▼

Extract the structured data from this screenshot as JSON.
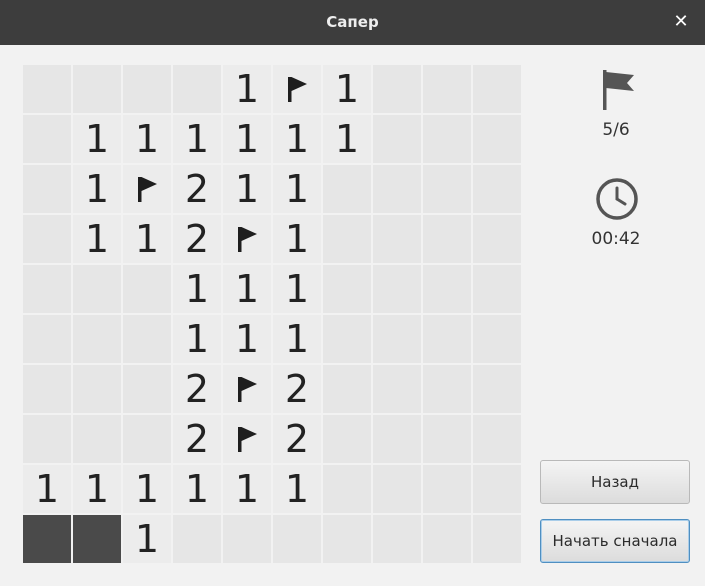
{
  "window": {
    "title": "Сапер",
    "close_glyph": "✕"
  },
  "board": {
    "rows": [
      [
        "",
        "",
        "",
        "",
        "1",
        "F",
        "1",
        "",
        "",
        ""
      ],
      [
        "",
        "1",
        "1",
        "1",
        "1",
        "1",
        "1",
        "",
        "",
        ""
      ],
      [
        "",
        "1",
        "F",
        "2",
        "1",
        "1",
        "",
        "",
        "",
        ""
      ],
      [
        "",
        "1",
        "1",
        "2",
        "F",
        "1",
        "",
        "",
        "",
        ""
      ],
      [
        "",
        "",
        "",
        "1",
        "1",
        "1",
        "",
        "",
        "",
        ""
      ],
      [
        "",
        "",
        "",
        "1",
        "1",
        "1",
        "",
        "",
        "",
        ""
      ],
      [
        "",
        "",
        "",
        "2",
        "F",
        "2",
        "",
        "",
        "",
        ""
      ],
      [
        "",
        "",
        "",
        "2",
        "F",
        "2",
        "",
        "",
        "",
        ""
      ],
      [
        "1",
        "1",
        "1",
        "1",
        "1",
        "1",
        "",
        "",
        "",
        ""
      ],
      [
        "D",
        "D",
        "1",
        "",
        "",
        "",
        "",
        "",
        "",
        ""
      ]
    ],
    "legend": {
      "F": "flag-icon",
      "D": "unopened-dark-cell"
    }
  },
  "status": {
    "flag_icon": "flag-icon",
    "flags": "5/6",
    "clock_icon": "clock-icon",
    "time": "00:42"
  },
  "buttons": {
    "back_label": "Назад",
    "restart_label": "Начать сначала"
  },
  "colors": {
    "titlebar": "#3d3d3d",
    "background": "#f2f2f2",
    "cell_hidden": "#e6e6e6",
    "cell_dark": "#4a4a4a",
    "focus_border": "#4f8fc1"
  }
}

▲

### TASK REQUIREMENTS
Select from the material above each line in which the string "icon" appears, and list those lines.

### TASK RESPONSE
      "F": "flag-icon",
    "flag_icon": "flag-icon",
    "clock_icon": "clock-icon",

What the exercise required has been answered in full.